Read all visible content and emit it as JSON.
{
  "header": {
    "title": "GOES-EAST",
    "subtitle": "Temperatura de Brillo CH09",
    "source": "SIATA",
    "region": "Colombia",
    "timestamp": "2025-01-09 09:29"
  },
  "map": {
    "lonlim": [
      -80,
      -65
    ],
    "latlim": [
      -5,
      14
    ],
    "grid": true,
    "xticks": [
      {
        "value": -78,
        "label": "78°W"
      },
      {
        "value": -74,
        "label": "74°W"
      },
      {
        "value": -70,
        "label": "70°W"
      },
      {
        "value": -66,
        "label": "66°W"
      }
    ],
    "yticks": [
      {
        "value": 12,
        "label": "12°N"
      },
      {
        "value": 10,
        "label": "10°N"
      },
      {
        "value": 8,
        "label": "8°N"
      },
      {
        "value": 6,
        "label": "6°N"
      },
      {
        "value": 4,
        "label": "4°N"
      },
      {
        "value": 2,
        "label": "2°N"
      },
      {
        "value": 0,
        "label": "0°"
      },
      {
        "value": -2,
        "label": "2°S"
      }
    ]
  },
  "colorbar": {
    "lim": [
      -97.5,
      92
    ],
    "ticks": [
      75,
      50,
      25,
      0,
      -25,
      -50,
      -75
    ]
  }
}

- - - - -

### TASK DETAILS
Check every line of the material for the string "value" and give the number of lines that have it, without anything else.

### TASK RESULT
12